-- THE DATA --
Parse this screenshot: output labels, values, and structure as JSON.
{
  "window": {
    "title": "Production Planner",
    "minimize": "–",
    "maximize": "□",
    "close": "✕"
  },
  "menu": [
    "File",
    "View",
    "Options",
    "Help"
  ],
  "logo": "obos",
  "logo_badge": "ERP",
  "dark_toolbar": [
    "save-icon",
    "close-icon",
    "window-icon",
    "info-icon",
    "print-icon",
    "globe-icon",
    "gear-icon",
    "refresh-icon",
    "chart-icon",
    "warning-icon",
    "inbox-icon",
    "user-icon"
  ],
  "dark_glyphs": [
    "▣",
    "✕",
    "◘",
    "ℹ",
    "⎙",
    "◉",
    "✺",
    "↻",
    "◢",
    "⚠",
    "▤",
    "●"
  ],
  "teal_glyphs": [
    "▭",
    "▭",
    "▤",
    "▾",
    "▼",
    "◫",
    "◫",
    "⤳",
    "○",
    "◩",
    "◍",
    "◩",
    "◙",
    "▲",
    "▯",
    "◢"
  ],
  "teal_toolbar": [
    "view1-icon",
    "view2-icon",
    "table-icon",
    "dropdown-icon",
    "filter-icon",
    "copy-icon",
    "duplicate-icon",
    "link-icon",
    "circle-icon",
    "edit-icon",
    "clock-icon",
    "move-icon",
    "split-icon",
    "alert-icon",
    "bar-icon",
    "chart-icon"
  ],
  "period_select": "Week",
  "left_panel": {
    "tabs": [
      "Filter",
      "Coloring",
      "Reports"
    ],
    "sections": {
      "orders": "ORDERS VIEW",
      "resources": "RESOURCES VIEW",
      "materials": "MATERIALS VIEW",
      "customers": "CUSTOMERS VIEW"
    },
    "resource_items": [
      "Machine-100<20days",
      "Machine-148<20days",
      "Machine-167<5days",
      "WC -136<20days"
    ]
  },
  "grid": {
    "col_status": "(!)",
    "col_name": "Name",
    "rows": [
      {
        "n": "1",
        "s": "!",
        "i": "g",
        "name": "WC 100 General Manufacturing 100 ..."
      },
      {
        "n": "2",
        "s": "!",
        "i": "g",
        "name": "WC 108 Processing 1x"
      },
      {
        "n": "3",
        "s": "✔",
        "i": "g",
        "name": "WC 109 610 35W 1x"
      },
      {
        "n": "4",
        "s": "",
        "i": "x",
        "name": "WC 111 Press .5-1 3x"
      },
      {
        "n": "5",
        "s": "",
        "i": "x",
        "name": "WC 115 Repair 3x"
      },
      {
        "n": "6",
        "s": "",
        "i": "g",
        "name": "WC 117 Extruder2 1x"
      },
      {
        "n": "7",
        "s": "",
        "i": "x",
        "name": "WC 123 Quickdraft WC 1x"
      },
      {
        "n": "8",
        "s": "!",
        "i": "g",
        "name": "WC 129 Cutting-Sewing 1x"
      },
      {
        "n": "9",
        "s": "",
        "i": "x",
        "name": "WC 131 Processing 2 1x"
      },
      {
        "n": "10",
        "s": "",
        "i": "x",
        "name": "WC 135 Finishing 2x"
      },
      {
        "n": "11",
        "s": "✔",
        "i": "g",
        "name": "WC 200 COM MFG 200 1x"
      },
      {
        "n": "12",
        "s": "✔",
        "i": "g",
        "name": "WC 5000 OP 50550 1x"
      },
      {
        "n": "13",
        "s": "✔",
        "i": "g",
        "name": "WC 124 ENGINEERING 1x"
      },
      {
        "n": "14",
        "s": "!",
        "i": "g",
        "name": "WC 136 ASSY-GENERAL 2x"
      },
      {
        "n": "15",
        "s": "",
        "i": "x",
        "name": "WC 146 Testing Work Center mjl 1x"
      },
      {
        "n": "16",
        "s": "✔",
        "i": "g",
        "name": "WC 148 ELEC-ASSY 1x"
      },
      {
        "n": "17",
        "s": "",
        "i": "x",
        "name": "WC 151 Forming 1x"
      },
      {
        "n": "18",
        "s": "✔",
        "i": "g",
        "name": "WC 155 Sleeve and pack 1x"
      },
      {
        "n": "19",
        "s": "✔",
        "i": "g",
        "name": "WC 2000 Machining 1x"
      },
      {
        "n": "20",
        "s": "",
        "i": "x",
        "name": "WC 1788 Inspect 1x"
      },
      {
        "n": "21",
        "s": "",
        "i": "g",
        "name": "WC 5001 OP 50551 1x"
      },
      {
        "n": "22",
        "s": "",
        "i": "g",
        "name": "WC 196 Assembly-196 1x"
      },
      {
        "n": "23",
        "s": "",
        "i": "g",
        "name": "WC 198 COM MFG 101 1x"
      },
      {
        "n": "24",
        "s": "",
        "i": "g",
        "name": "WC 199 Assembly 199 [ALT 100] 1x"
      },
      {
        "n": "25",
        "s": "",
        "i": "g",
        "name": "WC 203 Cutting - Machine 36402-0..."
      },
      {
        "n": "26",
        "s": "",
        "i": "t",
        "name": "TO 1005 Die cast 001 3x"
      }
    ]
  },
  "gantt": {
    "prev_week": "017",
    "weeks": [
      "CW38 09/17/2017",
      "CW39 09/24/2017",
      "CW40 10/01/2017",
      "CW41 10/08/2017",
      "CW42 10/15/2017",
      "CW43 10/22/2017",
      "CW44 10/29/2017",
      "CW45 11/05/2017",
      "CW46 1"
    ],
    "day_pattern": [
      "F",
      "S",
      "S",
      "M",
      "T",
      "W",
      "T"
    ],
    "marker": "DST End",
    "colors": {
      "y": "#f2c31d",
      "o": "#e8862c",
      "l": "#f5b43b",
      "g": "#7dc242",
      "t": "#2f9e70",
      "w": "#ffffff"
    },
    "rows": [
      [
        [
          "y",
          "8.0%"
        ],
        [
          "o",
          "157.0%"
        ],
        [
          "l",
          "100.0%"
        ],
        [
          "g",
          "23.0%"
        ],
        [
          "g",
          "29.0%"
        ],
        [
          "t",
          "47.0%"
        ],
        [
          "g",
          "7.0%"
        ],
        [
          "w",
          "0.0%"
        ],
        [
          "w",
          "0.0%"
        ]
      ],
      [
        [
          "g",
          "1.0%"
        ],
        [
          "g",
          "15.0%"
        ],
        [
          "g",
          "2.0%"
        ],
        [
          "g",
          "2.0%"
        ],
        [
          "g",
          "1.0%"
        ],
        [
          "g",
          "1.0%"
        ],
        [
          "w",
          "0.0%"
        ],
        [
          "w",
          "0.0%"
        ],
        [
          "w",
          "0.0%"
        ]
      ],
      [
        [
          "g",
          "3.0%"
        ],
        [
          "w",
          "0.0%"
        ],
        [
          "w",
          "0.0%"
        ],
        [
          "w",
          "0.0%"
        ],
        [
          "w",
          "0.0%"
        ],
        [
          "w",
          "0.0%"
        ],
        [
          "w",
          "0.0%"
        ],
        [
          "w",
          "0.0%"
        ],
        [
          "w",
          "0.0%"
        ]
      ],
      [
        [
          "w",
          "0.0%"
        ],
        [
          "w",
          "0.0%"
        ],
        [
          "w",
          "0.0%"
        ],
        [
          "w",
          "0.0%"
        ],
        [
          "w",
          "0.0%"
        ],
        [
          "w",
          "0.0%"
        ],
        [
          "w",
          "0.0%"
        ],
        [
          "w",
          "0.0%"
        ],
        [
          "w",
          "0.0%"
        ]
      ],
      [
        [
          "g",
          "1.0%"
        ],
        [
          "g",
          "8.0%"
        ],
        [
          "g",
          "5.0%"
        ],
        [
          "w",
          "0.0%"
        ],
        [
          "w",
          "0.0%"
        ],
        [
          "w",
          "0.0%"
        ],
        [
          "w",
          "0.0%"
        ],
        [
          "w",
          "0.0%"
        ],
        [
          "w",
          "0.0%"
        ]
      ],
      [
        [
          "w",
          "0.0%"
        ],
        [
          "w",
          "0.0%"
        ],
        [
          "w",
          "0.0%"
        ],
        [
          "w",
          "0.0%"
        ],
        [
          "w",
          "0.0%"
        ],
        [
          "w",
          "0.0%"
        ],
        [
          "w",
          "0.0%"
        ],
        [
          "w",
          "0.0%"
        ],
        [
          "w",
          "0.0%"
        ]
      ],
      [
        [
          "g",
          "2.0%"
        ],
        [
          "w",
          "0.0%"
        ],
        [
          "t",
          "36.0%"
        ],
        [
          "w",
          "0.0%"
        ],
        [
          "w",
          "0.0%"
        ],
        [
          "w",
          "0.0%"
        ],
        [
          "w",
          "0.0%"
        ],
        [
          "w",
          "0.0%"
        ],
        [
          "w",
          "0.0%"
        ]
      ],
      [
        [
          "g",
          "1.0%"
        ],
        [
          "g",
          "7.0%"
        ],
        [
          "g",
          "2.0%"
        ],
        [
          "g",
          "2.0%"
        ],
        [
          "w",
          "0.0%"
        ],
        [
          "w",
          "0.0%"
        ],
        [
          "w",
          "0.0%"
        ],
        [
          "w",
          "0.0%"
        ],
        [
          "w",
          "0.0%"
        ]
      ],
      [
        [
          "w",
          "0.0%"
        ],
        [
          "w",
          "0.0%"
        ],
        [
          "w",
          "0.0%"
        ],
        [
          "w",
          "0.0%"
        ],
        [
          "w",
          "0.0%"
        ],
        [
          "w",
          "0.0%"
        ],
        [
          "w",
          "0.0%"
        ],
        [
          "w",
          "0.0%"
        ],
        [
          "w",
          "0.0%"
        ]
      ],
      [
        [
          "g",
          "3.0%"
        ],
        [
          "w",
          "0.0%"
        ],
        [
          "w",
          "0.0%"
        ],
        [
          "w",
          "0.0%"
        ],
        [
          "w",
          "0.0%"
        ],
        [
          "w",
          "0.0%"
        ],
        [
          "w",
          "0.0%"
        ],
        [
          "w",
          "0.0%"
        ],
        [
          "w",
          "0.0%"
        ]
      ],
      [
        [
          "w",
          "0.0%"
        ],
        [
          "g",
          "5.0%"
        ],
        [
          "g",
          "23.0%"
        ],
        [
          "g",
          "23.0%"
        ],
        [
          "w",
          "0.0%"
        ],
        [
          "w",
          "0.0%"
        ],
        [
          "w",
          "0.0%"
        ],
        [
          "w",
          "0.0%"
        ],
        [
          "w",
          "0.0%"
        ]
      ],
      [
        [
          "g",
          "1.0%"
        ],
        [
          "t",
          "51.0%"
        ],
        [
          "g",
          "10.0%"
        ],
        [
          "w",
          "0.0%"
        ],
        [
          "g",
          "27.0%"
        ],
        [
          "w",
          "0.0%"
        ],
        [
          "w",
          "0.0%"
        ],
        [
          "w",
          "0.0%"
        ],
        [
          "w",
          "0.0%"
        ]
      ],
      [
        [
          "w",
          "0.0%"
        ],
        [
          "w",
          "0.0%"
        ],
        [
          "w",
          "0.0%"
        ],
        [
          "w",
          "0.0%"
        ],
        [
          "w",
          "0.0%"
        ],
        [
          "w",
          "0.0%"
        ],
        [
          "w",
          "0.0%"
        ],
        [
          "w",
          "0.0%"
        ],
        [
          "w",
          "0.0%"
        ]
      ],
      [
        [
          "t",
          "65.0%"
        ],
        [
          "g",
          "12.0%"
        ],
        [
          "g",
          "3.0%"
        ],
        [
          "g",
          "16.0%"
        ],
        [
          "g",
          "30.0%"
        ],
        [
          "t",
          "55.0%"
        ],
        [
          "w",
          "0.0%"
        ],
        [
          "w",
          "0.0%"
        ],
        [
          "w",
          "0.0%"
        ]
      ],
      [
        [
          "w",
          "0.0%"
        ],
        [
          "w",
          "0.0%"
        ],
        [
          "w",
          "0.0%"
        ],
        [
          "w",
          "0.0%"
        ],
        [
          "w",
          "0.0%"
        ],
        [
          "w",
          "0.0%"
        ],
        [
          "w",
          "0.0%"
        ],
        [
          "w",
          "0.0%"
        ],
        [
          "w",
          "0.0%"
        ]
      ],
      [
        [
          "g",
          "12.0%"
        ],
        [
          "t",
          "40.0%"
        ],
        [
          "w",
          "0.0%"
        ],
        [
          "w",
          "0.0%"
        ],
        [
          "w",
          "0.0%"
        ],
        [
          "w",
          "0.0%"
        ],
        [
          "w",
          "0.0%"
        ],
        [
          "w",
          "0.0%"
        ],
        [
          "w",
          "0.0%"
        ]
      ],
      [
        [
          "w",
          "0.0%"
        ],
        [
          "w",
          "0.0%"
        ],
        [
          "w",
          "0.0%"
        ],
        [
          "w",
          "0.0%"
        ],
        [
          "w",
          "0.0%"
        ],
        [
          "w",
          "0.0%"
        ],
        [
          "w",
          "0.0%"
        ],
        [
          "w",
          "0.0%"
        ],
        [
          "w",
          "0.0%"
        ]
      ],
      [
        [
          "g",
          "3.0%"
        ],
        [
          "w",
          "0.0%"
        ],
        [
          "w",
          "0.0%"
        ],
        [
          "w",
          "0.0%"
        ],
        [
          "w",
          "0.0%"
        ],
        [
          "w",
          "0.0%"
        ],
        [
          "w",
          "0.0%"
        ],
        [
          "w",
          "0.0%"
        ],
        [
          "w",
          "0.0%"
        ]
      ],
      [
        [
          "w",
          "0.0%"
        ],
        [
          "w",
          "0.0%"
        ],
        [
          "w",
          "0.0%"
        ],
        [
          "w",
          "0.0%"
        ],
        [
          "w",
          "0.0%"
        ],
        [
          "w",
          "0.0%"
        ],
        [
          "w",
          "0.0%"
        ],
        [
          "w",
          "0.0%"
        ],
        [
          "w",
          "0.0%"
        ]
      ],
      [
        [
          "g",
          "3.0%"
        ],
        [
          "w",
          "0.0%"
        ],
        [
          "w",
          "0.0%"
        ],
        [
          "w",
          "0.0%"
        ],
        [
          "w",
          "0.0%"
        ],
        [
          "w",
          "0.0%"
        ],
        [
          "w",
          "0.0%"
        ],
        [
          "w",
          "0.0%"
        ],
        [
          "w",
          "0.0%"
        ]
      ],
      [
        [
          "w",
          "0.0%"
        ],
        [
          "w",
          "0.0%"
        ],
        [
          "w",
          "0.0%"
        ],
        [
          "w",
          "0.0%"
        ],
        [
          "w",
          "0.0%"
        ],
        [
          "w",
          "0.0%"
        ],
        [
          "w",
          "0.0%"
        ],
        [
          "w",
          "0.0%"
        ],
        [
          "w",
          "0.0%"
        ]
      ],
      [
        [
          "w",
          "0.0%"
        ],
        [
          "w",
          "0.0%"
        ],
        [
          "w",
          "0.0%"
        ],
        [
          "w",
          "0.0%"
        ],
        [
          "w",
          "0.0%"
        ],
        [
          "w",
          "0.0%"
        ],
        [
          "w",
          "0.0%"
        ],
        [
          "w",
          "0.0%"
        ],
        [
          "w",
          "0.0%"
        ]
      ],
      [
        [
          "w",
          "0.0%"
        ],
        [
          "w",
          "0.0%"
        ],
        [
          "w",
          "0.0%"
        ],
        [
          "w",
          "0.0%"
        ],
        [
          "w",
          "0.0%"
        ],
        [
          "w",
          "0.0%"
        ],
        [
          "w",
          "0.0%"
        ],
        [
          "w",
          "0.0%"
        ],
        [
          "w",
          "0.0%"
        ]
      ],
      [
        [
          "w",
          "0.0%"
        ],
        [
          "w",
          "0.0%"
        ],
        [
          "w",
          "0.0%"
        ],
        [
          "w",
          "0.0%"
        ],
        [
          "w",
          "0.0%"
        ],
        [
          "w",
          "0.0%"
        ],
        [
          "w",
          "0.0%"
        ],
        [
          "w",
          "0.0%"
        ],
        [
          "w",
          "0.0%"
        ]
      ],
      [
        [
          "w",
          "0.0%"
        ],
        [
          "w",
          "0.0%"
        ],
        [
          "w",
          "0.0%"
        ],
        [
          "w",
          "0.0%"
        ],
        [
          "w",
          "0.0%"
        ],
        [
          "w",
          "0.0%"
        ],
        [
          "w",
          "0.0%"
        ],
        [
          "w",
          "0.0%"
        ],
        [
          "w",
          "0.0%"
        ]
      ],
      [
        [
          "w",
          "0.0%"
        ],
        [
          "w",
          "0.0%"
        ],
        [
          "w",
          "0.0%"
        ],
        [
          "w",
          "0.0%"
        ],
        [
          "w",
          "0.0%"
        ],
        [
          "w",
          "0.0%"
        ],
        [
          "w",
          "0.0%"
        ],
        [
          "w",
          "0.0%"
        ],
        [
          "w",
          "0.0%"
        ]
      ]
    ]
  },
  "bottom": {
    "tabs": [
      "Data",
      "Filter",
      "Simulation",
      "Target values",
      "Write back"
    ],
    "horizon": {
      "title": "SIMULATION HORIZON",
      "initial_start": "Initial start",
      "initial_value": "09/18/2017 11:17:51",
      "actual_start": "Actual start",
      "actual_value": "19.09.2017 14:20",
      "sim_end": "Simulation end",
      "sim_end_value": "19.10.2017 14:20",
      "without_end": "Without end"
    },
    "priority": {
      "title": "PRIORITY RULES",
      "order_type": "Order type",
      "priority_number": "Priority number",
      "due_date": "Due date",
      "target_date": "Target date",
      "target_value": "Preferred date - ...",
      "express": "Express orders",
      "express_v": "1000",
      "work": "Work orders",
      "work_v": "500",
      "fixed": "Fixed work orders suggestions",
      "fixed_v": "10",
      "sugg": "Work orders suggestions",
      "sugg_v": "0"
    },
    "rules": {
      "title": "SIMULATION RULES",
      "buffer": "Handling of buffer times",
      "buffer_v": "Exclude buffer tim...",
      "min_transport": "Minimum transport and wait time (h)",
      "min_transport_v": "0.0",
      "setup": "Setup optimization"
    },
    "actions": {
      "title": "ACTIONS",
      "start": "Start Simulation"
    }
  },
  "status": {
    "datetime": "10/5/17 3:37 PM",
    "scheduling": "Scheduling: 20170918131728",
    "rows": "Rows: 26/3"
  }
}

-- EXERCISE GOAL --
Wherever the string "title" appears in the entries above, list that line.

-- FULL ANSWER --
    "title": "Production Planner",
      "title": "SIMULATION HORIZON",
      "title": "PRIORITY RULES",
      "title": "SIMULATION RULES",
      "title": "ACTIONS",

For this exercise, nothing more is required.